The task: Where a line in the listing contains the string "screenshot", copy that line out.

Exercise input:
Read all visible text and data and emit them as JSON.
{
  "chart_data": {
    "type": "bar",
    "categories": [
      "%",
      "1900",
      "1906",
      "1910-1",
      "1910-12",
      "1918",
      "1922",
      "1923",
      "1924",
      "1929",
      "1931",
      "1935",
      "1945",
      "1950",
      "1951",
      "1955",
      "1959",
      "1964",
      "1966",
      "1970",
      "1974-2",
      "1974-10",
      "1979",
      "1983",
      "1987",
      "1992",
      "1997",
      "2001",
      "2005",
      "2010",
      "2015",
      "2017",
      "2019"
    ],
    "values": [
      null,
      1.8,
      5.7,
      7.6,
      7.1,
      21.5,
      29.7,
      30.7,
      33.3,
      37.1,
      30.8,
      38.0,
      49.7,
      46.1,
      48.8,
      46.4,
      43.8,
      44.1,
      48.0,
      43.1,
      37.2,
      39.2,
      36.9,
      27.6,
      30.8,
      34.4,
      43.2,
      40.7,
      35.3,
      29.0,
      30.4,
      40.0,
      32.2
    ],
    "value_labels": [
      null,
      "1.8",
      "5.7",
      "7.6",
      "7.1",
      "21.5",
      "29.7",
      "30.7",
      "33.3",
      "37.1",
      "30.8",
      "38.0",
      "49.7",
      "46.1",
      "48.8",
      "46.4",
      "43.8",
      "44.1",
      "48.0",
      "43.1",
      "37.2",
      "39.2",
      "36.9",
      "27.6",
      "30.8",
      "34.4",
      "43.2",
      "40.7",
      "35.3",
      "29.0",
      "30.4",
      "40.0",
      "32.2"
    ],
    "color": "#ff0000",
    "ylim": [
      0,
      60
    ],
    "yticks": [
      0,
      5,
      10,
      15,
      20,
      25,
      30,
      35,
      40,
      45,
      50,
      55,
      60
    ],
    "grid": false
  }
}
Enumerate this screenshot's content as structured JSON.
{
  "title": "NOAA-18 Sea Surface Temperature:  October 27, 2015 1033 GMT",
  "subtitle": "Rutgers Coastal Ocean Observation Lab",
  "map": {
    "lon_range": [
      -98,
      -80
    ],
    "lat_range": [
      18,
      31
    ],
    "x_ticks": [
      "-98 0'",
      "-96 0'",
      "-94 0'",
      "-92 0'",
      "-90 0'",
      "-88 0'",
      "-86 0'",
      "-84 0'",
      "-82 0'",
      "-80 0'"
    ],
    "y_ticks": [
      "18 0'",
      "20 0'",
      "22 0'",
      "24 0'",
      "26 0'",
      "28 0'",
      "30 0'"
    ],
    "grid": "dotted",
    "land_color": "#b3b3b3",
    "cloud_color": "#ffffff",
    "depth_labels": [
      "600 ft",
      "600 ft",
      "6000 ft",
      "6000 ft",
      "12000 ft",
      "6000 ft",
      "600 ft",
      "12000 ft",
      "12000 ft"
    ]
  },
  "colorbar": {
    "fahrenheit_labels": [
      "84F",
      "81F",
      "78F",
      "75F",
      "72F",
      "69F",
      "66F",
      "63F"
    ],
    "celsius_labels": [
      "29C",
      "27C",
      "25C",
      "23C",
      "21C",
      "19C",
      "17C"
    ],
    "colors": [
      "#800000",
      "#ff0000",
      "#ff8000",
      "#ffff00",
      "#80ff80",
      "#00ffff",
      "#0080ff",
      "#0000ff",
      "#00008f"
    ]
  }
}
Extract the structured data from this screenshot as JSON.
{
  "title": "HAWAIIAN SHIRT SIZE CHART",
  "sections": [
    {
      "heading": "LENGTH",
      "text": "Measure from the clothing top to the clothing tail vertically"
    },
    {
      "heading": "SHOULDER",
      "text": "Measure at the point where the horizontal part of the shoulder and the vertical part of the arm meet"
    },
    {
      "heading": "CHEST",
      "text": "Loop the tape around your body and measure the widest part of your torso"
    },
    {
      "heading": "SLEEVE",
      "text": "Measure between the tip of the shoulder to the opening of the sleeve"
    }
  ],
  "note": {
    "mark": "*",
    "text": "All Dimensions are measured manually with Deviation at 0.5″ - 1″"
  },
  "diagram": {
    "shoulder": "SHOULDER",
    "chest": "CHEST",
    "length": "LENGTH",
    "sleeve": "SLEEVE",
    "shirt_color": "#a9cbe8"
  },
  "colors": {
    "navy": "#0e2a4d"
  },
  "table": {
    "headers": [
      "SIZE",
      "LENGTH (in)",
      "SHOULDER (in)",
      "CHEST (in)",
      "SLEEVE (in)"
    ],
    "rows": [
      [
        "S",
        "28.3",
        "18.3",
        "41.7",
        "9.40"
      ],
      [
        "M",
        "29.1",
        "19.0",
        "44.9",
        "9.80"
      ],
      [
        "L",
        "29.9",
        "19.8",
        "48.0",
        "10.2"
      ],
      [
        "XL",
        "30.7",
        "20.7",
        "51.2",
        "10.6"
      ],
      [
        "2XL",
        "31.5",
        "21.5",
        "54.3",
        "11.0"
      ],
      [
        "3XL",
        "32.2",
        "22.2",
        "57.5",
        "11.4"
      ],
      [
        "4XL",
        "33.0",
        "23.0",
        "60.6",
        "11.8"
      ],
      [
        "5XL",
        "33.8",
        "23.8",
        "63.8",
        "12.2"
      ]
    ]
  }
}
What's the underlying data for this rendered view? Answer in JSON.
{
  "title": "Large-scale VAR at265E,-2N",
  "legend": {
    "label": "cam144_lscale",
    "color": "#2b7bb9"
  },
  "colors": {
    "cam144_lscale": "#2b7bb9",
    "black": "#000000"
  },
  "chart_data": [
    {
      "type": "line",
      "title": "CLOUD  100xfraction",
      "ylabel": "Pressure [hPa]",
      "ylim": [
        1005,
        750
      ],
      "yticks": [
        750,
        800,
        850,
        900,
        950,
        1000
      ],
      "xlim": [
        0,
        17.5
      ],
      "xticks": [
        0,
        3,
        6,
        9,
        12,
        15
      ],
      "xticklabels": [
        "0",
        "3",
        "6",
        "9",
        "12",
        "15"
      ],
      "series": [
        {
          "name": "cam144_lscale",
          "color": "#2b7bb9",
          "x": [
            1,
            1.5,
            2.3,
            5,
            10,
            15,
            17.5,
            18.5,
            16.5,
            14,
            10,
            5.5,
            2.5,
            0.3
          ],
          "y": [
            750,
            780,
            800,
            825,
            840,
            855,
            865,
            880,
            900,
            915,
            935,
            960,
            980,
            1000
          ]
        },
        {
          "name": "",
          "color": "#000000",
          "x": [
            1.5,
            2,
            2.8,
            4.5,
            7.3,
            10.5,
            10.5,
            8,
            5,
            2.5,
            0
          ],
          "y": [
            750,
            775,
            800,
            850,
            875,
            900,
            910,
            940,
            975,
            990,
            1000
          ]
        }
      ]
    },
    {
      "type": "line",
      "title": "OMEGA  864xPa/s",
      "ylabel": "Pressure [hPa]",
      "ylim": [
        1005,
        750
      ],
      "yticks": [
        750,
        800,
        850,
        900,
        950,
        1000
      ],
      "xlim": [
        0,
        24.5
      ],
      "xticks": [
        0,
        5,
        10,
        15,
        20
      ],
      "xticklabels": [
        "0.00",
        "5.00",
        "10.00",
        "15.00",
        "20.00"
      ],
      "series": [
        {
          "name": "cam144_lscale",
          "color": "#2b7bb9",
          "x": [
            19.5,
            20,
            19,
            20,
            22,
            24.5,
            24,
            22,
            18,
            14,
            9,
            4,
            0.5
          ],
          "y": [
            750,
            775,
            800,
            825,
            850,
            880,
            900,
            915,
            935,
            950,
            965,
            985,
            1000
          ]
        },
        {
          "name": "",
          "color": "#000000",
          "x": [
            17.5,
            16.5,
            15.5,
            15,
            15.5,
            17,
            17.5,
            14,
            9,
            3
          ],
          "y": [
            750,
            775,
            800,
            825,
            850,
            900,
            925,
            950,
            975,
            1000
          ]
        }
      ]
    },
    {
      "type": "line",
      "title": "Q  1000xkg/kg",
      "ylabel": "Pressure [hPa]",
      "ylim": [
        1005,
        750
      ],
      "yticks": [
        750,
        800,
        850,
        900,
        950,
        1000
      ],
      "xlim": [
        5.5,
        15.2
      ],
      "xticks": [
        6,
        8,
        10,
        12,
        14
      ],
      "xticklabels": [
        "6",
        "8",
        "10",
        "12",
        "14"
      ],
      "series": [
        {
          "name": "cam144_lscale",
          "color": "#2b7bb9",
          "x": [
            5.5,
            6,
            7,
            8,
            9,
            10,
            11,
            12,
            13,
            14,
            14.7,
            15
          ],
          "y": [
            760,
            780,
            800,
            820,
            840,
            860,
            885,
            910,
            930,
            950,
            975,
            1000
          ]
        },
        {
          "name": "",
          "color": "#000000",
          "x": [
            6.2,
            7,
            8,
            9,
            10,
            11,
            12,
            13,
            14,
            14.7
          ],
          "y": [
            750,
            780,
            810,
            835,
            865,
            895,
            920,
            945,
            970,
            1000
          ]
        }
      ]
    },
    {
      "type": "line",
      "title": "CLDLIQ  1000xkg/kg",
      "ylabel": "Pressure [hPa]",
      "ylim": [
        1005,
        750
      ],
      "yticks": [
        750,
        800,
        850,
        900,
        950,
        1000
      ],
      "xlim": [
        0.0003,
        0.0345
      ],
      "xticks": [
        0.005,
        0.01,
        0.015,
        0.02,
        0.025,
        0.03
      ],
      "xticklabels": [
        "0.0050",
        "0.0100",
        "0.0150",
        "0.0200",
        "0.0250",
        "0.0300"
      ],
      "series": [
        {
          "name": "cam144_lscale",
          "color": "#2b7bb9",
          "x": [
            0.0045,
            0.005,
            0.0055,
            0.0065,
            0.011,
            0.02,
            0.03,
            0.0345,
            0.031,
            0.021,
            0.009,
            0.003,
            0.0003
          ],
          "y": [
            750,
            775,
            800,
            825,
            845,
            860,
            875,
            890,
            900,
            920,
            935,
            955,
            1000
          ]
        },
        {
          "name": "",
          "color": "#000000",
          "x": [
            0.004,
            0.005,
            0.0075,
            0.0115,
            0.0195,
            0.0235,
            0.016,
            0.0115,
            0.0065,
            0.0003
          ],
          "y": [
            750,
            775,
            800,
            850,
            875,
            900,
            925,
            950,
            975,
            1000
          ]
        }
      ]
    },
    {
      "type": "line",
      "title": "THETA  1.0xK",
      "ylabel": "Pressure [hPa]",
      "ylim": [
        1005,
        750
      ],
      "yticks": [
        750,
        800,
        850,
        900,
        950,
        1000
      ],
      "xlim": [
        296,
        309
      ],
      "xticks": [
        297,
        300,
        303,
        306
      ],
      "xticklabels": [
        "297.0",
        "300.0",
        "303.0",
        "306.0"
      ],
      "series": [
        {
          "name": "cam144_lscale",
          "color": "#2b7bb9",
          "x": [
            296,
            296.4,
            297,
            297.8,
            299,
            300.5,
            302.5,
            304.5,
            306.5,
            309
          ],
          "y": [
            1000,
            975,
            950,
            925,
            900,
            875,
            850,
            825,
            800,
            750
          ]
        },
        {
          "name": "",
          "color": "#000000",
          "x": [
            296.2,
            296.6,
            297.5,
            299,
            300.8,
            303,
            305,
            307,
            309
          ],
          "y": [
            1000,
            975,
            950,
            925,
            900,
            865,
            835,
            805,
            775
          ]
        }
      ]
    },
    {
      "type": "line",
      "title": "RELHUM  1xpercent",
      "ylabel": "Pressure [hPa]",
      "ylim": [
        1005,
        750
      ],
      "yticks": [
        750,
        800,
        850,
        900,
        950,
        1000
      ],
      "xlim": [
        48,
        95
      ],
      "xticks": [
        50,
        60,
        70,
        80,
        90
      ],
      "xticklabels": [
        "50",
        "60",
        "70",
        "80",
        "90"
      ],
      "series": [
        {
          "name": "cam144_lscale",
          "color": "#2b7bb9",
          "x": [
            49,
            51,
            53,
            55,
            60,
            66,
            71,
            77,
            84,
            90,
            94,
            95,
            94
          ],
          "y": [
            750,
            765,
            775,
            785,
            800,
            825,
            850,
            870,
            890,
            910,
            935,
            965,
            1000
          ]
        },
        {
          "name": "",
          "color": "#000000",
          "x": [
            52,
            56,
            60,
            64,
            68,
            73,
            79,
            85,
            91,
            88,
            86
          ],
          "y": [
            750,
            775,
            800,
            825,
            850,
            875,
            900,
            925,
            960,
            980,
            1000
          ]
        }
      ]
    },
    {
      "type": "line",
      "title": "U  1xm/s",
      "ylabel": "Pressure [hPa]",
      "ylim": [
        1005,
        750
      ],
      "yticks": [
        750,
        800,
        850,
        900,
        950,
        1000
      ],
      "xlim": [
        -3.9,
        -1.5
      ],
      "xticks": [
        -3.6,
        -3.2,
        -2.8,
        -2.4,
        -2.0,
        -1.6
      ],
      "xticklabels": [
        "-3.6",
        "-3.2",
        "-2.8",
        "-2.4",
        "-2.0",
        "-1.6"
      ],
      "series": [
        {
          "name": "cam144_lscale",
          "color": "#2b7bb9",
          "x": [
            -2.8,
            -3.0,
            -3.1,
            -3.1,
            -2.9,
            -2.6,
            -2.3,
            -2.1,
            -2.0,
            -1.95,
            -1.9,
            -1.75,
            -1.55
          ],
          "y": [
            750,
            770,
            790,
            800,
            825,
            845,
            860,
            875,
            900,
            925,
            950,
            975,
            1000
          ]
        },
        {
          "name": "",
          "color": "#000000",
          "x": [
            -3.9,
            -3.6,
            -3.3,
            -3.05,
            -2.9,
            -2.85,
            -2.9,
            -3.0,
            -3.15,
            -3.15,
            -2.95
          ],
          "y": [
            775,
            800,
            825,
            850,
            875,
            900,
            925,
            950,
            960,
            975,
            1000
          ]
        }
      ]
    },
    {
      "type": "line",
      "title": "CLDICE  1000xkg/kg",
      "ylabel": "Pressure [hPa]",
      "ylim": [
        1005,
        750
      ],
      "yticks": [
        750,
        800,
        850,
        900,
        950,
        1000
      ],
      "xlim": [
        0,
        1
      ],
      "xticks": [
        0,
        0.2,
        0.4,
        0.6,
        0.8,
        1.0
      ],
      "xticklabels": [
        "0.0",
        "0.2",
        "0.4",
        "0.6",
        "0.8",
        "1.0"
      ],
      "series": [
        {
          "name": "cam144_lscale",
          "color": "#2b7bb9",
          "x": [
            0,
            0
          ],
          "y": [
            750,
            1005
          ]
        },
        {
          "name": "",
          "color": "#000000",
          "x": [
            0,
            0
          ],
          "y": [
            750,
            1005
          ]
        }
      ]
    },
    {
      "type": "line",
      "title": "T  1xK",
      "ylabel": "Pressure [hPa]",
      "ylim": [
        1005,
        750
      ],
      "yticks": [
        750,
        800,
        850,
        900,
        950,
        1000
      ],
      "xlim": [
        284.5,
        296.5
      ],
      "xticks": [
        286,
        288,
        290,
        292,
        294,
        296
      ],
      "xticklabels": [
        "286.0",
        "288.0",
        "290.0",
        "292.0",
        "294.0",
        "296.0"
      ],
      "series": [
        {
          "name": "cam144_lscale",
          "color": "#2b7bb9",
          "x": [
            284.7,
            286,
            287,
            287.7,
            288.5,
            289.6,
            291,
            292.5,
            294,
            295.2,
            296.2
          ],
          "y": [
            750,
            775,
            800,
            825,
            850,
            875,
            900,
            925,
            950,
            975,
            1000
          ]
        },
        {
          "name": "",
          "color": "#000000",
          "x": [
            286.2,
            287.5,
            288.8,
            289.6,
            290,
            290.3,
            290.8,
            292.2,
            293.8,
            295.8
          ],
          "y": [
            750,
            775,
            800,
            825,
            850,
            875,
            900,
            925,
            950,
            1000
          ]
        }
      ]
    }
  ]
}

Exercise answer:
Enumerate this screenshot's content as structured JSON.
Extract the structured data from this screenshot as JSON.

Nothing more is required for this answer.